### FRAGMENTO DE LECTURA
◇ ◇ ◇ ◇
Exposición de monseñor Héctor Aguer, arzobispo de La
Plata, en el I Congreso teológico, que se está realizando en el marco del XI
Congreso Eucarístico Nacional de Tucumán (15 de junio de 2016)
Aica, 17-6-16
La cuestión teológica encerrada en el título de esta
comunicación tiene inmediatas repercusiones pastorales. De hecho su abordaje
por mi parte incluye la experiencia de las decisiones adoptadas en la
Arquidiócesis de La Plata hace más de una década.
Al comenzar la temática correspondiente a la
Eucaristía, el Catecismo de la Iglesia Católica nos ofrece la siguiente
descripción: La Sagrada Eucaristía culmina la iniciación cristiana. Los que han
sido elevados a la dignidad del sacerdocio real por el Bautismo y configurados
más profundamente con Cristo por la Confirmación, participan por medio de la
Eucaristía con toda la comunidad en el sacrificio mismo del Señor. (CCE
1322)(1). El orden de los sacramentos de iniciación allí expresado corresponde
a la concepción originaria del proceso por el cual una persona “se hace”
cristiana y a la lógica teológica que preside el orden sacramental; los tres
ritos pueden separarse en el tiempo –como ocurre en la tradición latina– pero no
existen razones intrínsecas para alterar la sucesión Bautismo - Confirmación -
Eucaristía. Cada uno de los tres sacramentos está abierto a la continuidad de
un crecimiento dinámico hacia la plenitud del ser cristiano que ha de
actualizarse luego de modo permanente en la participación asidua del memorial
del Señor.
En las últimas décadas las transformaciones culturales
y sociales han incidido en las orientaciones pastorales de la Iglesia; me
permito remarcar especialmente una tendencia a interpretar de modo subjetivista
y psicologista las realidades objetivas de la fe y del orden sacramental.
◇ ◇ ◇ ◇
### EJERCICIO PROPUESTO
Según el fragmento de lectura, ¿qué sucesión de los sacramentos de iniciación no tiene razones intrínsecas para alterarse?

### FILAS PROPORCIONADAS
◇ ◇ ◇ ◇
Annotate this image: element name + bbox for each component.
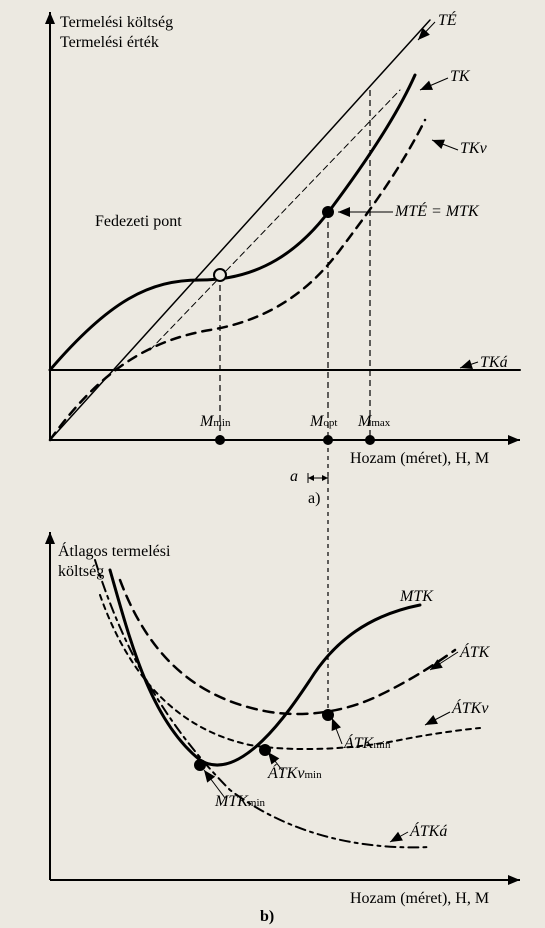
axis-y-label-b1: Átlagos termelési: [58, 543, 170, 561]
curve-label-tkv: TKv: [460, 140, 487, 158]
figure-container: Termelési költség Termelési érték TÉ TK …: [0, 0, 545, 928]
curve-label-atkv: ÁTKv: [452, 700, 488, 718]
tick-mopt: Mopt: [310, 413, 337, 431]
a-marker-label: a: [290, 468, 298, 486]
axis-y-label-b2: költség: [58, 563, 104, 581]
point-label-mte-mtk: MTÉ = MTK: [395, 203, 479, 221]
point-label-atkvmin: ÁTKvmin: [268, 765, 322, 783]
tick-mmax: Mmax: [358, 413, 390, 431]
curve-label-atka: ÁTKá: [410, 823, 447, 841]
tick-mmin: Mmin: [200, 413, 230, 431]
axis-x-label-a: Hozam (méret), H, M: [350, 450, 489, 468]
axis-y-label-a1: Termelési költség: [60, 14, 173, 32]
point-label-mtkmin: MTKmin: [215, 793, 265, 811]
panel-label-a: a): [308, 490, 320, 508]
panel-label-b: b): [260, 908, 274, 926]
curve-label-te: TÉ: [438, 12, 457, 30]
curve-label-atk: ÁTK: [460, 644, 489, 662]
curve-label-tk: TK: [450, 68, 470, 86]
curve-label-mtk: MTK: [400, 588, 433, 606]
axis-y-label-a2: Termelési érték: [60, 34, 159, 52]
point-label-fedezeti: Fedezeti pont: [95, 213, 182, 231]
curve-label-tka: TKá: [480, 354, 508, 372]
point-label-atkmin: ÁTKmin: [344, 735, 390, 753]
axis-x-label-b: Hozam (méret), H, M: [350, 890, 489, 908]
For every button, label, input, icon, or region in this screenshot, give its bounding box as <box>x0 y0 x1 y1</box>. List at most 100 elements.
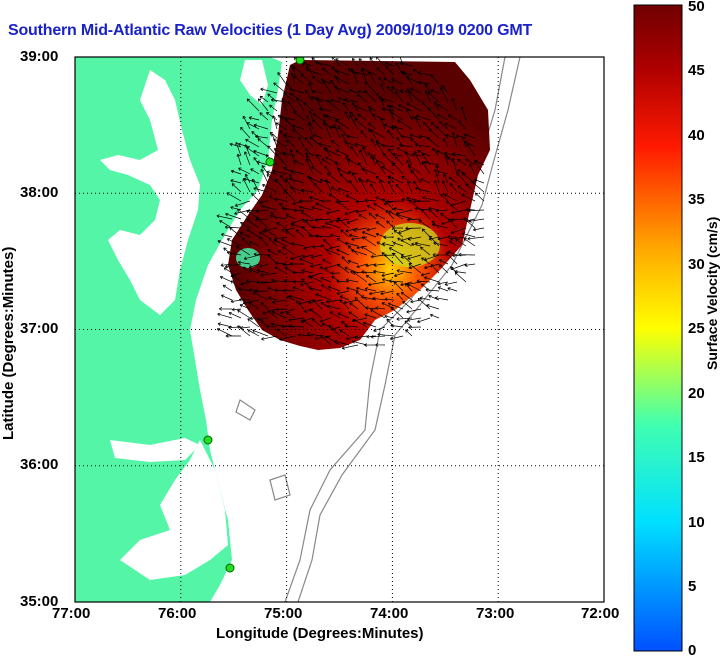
velocity-arrow <box>364 198 377 203</box>
velocity-arrow <box>388 247 404 256</box>
velocity-arrow <box>421 209 431 220</box>
velocity-arrow <box>419 296 431 301</box>
velocity-arrow <box>345 241 359 247</box>
velocity-arrow <box>438 264 449 274</box>
velocity-arrow <box>359 178 368 193</box>
velocity-arrow <box>334 85 350 94</box>
velocity-arrow <box>348 180 359 193</box>
velocity-arrow <box>427 107 440 121</box>
velocity-arrow <box>406 102 422 112</box>
velocity-arrow <box>432 252 449 257</box>
velocity-arrow <box>450 227 467 235</box>
velocity-arrow <box>328 324 341 337</box>
velocity-arrow <box>464 263 476 267</box>
velocity-arrow <box>272 299 287 304</box>
velocity-arrow <box>290 223 305 229</box>
velocity-arrow <box>444 193 458 202</box>
velocity-arrow <box>225 212 242 220</box>
velocity-arrow <box>249 268 260 274</box>
velocity-arrow <box>251 178 260 193</box>
velocity-arrow <box>229 227 242 238</box>
velocity-arrow <box>292 128 305 139</box>
velocity-arrow <box>298 205 314 211</box>
velocity-arrow <box>305 218 323 223</box>
velocity-arrow <box>381 252 395 265</box>
velocity-arrow <box>236 153 242 166</box>
velocity-arrow <box>403 71 413 85</box>
velocity-arrow <box>389 110 404 121</box>
velocity-arrow <box>219 307 233 311</box>
velocity-arrow <box>431 223 449 229</box>
velocity-arrow <box>402 300 413 310</box>
velocity-arrow <box>424 83 431 94</box>
velocity-arrow <box>289 173 296 184</box>
velocity-arrow <box>364 81 377 94</box>
velocity-arrow <box>357 94 368 103</box>
velocity-arrow <box>396 292 404 301</box>
velocity-arrow <box>397 237 413 247</box>
velocity-arrow <box>286 312 296 319</box>
velocity-arrow <box>329 233 341 238</box>
x-axis-label: Longitude (Degrees:Minutes) <box>216 625 424 642</box>
velocity-arrow <box>408 199 422 211</box>
velocity-arrow <box>225 334 242 338</box>
velocity-arrow <box>435 209 449 213</box>
velocity-arrow <box>439 87 449 103</box>
velocity-arrow <box>375 232 386 238</box>
velocity-arrow <box>405 226 422 231</box>
velocity-arrow <box>267 254 278 265</box>
velocity-arrow <box>463 217 476 229</box>
velocity-arrow <box>437 104 449 112</box>
velocity-arrow <box>261 335 278 341</box>
velocity-arrow <box>344 98 359 103</box>
velocity-arrow <box>396 147 413 157</box>
velocity-arrow <box>343 299 359 305</box>
velocity-arrow <box>400 134 413 139</box>
velocity-arrow <box>361 167 377 175</box>
velocity-arrow <box>397 119 413 130</box>
velocity-arrow <box>396 269 413 274</box>
velocity-arrow <box>307 122 314 139</box>
velocity-arrow <box>365 306 377 310</box>
velocity-arrow <box>379 117 386 130</box>
velocity-arrow <box>230 179 242 184</box>
velocity-arrow <box>367 106 377 112</box>
velocity-arrow <box>281 206 296 211</box>
velocity-arrow <box>223 247 233 256</box>
velocity-arrow <box>235 142 242 157</box>
velocity-arrow <box>242 266 251 274</box>
velocity-arrow <box>289 262 305 266</box>
velocity-arrow <box>325 156 341 166</box>
velocity-arrow <box>242 299 260 305</box>
velocity-arrow <box>447 250 458 256</box>
velocity-arrow <box>283 190 296 202</box>
velocity-arrow <box>352 340 368 346</box>
velocity-arrow <box>298 199 314 203</box>
velocity-arrow <box>258 236 269 247</box>
velocity-arrow <box>312 245 323 249</box>
velocity-arrow <box>345 227 359 233</box>
velocity-arrow <box>339 299 350 310</box>
velocity-arrow <box>361 230 377 238</box>
velocity-arrow <box>392 252 404 265</box>
y-tick: 37:00 <box>20 320 59 337</box>
y-tick: 38:00 <box>20 184 59 201</box>
velocity-arrow <box>417 71 431 76</box>
velocity-arrow <box>410 299 422 304</box>
velocity-arrow <box>326 209 341 215</box>
velocity-arrow <box>290 64 296 76</box>
velocity-arrow <box>312 113 323 121</box>
velocity-arrow <box>412 199 431 204</box>
velocity-arrow <box>401 176 413 184</box>
velocity-arrow <box>257 98 269 112</box>
velocity-arrow <box>424 90 431 103</box>
velocity-arrow <box>471 180 485 193</box>
velocity-arrow <box>370 129 386 139</box>
velocity-arrow <box>311 166 323 175</box>
velocity-arrow <box>300 73 314 85</box>
velocity-arrow <box>282 151 296 157</box>
velocity-arrow <box>257 317 269 322</box>
velocity-arrow <box>341 344 359 350</box>
velocity-arrow <box>289 93 305 103</box>
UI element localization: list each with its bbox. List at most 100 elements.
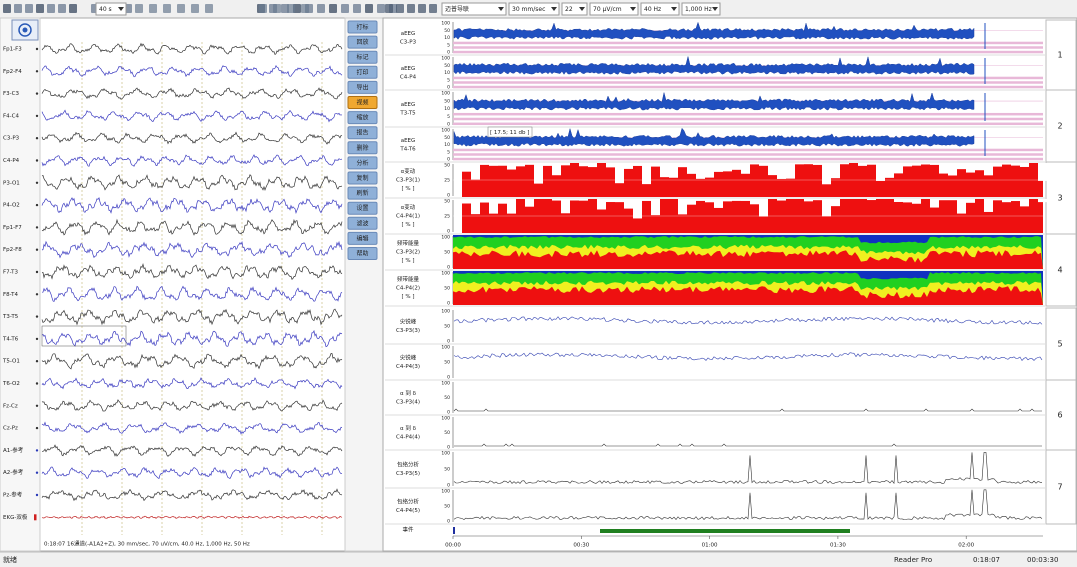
row-label: α 到 δ [400,425,417,432]
toolbar-icon[interactable] [69,4,77,13]
row-tick-label: 0 [447,265,450,271]
toolbar-icon[interactable] [353,4,361,13]
channel-label: Fz-Cz [3,403,18,409]
channel-label: F7-T3 [3,270,19,276]
montage-icon-dot [22,27,28,33]
alpha-gap [462,163,471,172]
row-tick-label: 100 [441,128,450,134]
aeeg-band [453,85,1043,89]
toolbar-icon[interactable] [163,4,171,13]
toolbar-icon[interactable] [287,4,295,13]
dropdown-value: 30 mm/sec [512,6,545,13]
toolbar-icon[interactable] [36,4,44,13]
time-label: 02:00 [958,543,974,549]
side-button[interactable] [347,201,378,215]
alpha-gap [714,163,723,172]
toolbar-icon[interactable] [25,4,33,13]
alpha-gap [957,199,966,214]
alpha-gap [858,163,867,166]
eeg-trace [41,329,343,348]
side-button-label: 导出 [356,83,368,91]
aeeg-band [453,50,1043,54]
side-button[interactable] [347,126,378,140]
toolbar-icon[interactable] [407,4,415,13]
side-button-label: 报告 [356,129,368,137]
channel-marker [34,514,37,521]
alpha-gap [813,199,822,201]
alpha-gap [642,163,651,185]
toolbar-icon[interactable] [3,4,11,13]
row-tick-label: 100 [441,21,450,27]
eeg-trace [41,515,343,519]
side-button[interactable] [347,35,378,49]
dropdown[interactable] [640,2,680,16]
alpha-gap [525,199,534,207]
time-label: 00:00 [445,543,461,549]
row-tick-label: 10 [444,35,450,41]
eeg-trace [41,64,343,78]
dropdown[interactable] [589,2,639,16]
side-button[interactable] [347,216,378,230]
toolbar-icon[interactable] [385,4,393,13]
toolbar-icon[interactable] [259,4,267,13]
side-button[interactable] [347,96,378,109]
toolbar-icon[interactable] [429,4,437,13]
eeg-trace [41,131,343,145]
row-tick-label: 5 [447,42,450,48]
dropdown[interactable] [508,2,560,16]
alpha-gap [471,163,480,180]
toolbar-icon[interactable] [317,4,325,13]
side-button[interactable] [347,111,378,125]
alpha-gap [471,199,480,215]
row-label: 包络分析 [397,497,420,505]
trend-trace [454,443,1042,447]
side-button[interactable] [347,65,378,79]
row-label: α变动 [401,203,416,211]
toolbar-icon[interactable] [177,4,185,13]
row-tick-label: 100 [441,91,450,97]
toolbar-icon[interactable] [365,4,373,13]
side-button[interactable] [347,156,378,170]
group-number: 4 [1057,266,1062,275]
row-tick-label: 25 [444,178,450,184]
row-label: 尖锐峰 [400,317,417,325]
side-button[interactable] [347,20,378,34]
toolbar-icon[interactable] [191,4,199,13]
alpha-gap [705,199,714,203]
alpha-gap [975,163,984,171]
toolbar-icon[interactable] [205,4,213,13]
alpha-gap [723,199,732,202]
toolbar-icon[interactable] [14,4,22,13]
side-button-label: 标记 [356,53,368,61]
toolbar-icon[interactable] [58,4,66,13]
dropdown[interactable] [441,2,507,16]
row-tick-label: 0 [447,301,450,307]
toolbar-icon[interactable] [135,4,143,13]
side-button[interactable] [347,141,378,155]
alpha-gap [804,163,813,165]
side-button[interactable] [347,171,378,185]
toolbar-icon[interactable] [396,4,404,13]
alpha-gap [633,199,642,219]
toolbar-icon[interactable] [329,4,337,13]
dropdown[interactable] [681,2,721,16]
toolbar-icon[interactable] [377,4,385,13]
eeg-trace [41,218,343,236]
toolbar-icon[interactable] [341,4,349,13]
toolbar-icon[interactable] [47,4,55,13]
toolbar-icon[interactable] [273,4,281,13]
toolbar-icon[interactable] [418,4,426,13]
toolbar-icon[interactable] [301,4,309,13]
dropdown[interactable] [95,2,127,16]
alpha-gap [696,163,705,179]
side-button[interactable] [347,186,378,200]
toolbar-icon[interactable] [149,4,157,13]
side-button[interactable] [347,50,378,64]
side-button[interactable] [347,231,378,245]
side-button[interactable] [347,247,378,260]
dropdown-value: 22 [565,6,573,13]
dropdown[interactable] [561,2,588,16]
alpha-gap [516,163,525,167]
side-button[interactable] [347,80,378,94]
side-button-label: 编辑 [356,234,368,242]
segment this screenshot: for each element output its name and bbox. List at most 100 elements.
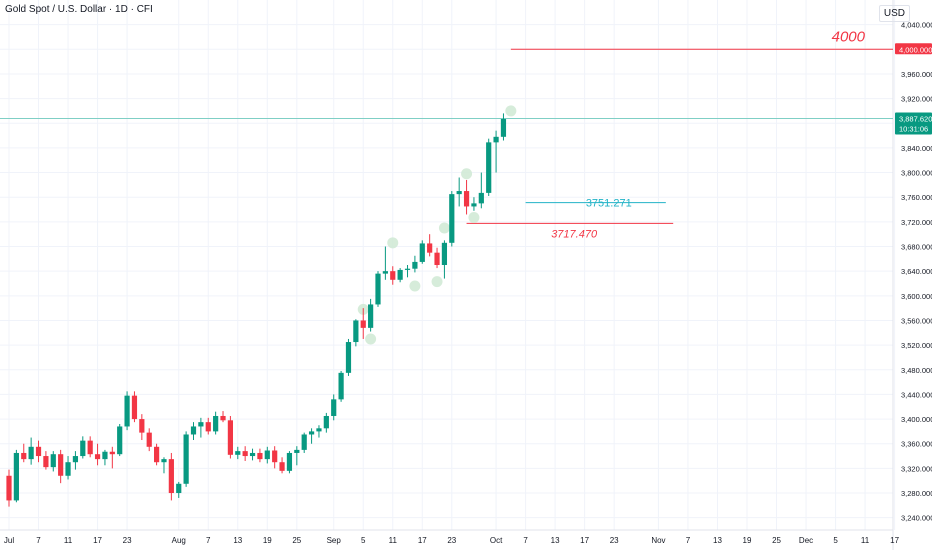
candle-body xyxy=(257,452,263,460)
marker-circle xyxy=(438,222,450,234)
x-tick-label: 17 xyxy=(580,536,589,545)
y-tick-label: 4,040.000 xyxy=(901,21,932,30)
hline-label-4000: 4000 xyxy=(832,28,866,45)
marker-circle xyxy=(505,105,517,117)
candle-body xyxy=(58,454,64,476)
candle-body xyxy=(286,452,293,471)
candle-body xyxy=(353,320,359,343)
candle-body xyxy=(382,271,388,274)
candle-body xyxy=(183,434,189,484)
candle-body xyxy=(198,422,204,427)
x-tick-label: 11 xyxy=(389,536,398,545)
candle-body xyxy=(301,434,307,450)
candle-body xyxy=(146,432,152,447)
candle-body xyxy=(213,415,219,432)
candle-body xyxy=(390,271,396,280)
y-tick-label: 3,840.000 xyxy=(901,144,932,153)
x-tick-label: 19 xyxy=(263,536,272,545)
hline-label-3751.271: 3751.271 xyxy=(586,198,632,210)
candle-body xyxy=(279,462,285,471)
candle-body xyxy=(441,242,448,265)
marker-circle xyxy=(365,333,377,345)
x-tick-label: 17 xyxy=(890,536,899,545)
candle-body xyxy=(493,136,499,143)
x-tick-label: Aug xyxy=(172,536,186,545)
candle-body xyxy=(102,451,108,460)
candle-body xyxy=(471,203,477,207)
candle-body xyxy=(117,426,123,455)
candle-body xyxy=(190,426,197,435)
marker-circle xyxy=(387,237,399,249)
y-tick-label: 3,360.000 xyxy=(901,440,932,449)
y-tick-label: 3,400.000 xyxy=(901,415,932,424)
x-tick-label: 17 xyxy=(418,536,427,545)
y-tick-label: 3,320.000 xyxy=(901,464,932,473)
x-tick-label: 25 xyxy=(772,536,781,545)
candle-body xyxy=(397,269,403,280)
marker-circle xyxy=(468,212,480,224)
x-tick-label: 11 xyxy=(64,536,73,545)
candle-body xyxy=(124,395,130,427)
candle-body xyxy=(456,191,462,195)
candle-body xyxy=(21,452,27,460)
y-tick-label: 3,680.000 xyxy=(901,243,932,252)
x-tick-label: 13 xyxy=(551,536,560,545)
candle-body xyxy=(13,452,19,501)
x-tick-label: 7 xyxy=(206,536,211,545)
candle-body xyxy=(486,142,492,193)
price-axis-badge-countdown: 10:31:06 xyxy=(899,125,928,134)
x-tick-label: 7 xyxy=(523,536,528,545)
candle-body xyxy=(168,459,174,494)
x-tick-label: Jul xyxy=(4,536,14,545)
price-axis-badge xyxy=(895,43,932,55)
currency-button[interactable]: USD xyxy=(878,5,910,22)
candle-body xyxy=(500,118,507,137)
candle-body xyxy=(87,440,93,455)
price-axis-badge-value: 4,000.000 xyxy=(899,45,932,54)
candle-body xyxy=(419,243,425,262)
y-tick-label: 3,960.000 xyxy=(901,70,932,79)
candle-body xyxy=(131,395,138,420)
candle-body xyxy=(323,415,329,429)
candle-body xyxy=(478,192,484,204)
x-tick-label: 13 xyxy=(233,536,242,545)
y-tick-label: 3,800.000 xyxy=(901,169,932,178)
candle-body xyxy=(345,342,352,373)
y-tick-label: 3,560.000 xyxy=(901,316,932,325)
candle-body xyxy=(205,422,211,432)
x-tick-label: 5 xyxy=(361,536,366,545)
candle-body xyxy=(264,450,270,460)
x-tick-label: 23 xyxy=(610,536,619,545)
candle-body xyxy=(50,454,56,468)
x-tick-label: Dec xyxy=(799,536,813,545)
candle-body xyxy=(154,446,160,463)
candle-body xyxy=(463,191,470,207)
candle-body xyxy=(368,304,374,328)
candle-body xyxy=(94,454,101,460)
candle-body xyxy=(331,399,337,416)
candle-body xyxy=(249,452,256,457)
candle-body xyxy=(35,446,42,457)
price-axis-badge xyxy=(895,112,932,135)
candle-body xyxy=(338,372,344,400)
candle-body xyxy=(308,431,315,435)
candle-body xyxy=(360,320,366,328)
symbol-title[interactable]: Gold Spot / U.S. Dollar · 1D · CFI xyxy=(5,4,153,15)
candle-body xyxy=(434,252,440,265)
candle-body xyxy=(227,420,233,455)
marker-circle xyxy=(409,280,421,292)
x-tick-label: Sep xyxy=(327,536,342,545)
candle-body xyxy=(316,428,322,432)
candle-body xyxy=(139,419,145,433)
marker-circle xyxy=(431,276,443,288)
x-tick-label: 7 xyxy=(686,536,691,545)
y-tick-label: 3,280.000 xyxy=(901,489,932,498)
candle-body xyxy=(28,446,34,460)
price-axis-badge-value: 3,887.620 xyxy=(899,115,932,124)
marker-circle xyxy=(461,168,473,180)
x-tick-label: 23 xyxy=(447,536,456,545)
candle-body xyxy=(449,194,455,243)
x-tick-label: 25 xyxy=(292,536,301,545)
y-tick-label: 3,240.000 xyxy=(901,514,932,523)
◇ ◇ ◇ ◇
### RESULTADO DEL EJERCICIO
La sucesión Bautismo - Confirmación - Eucaristía.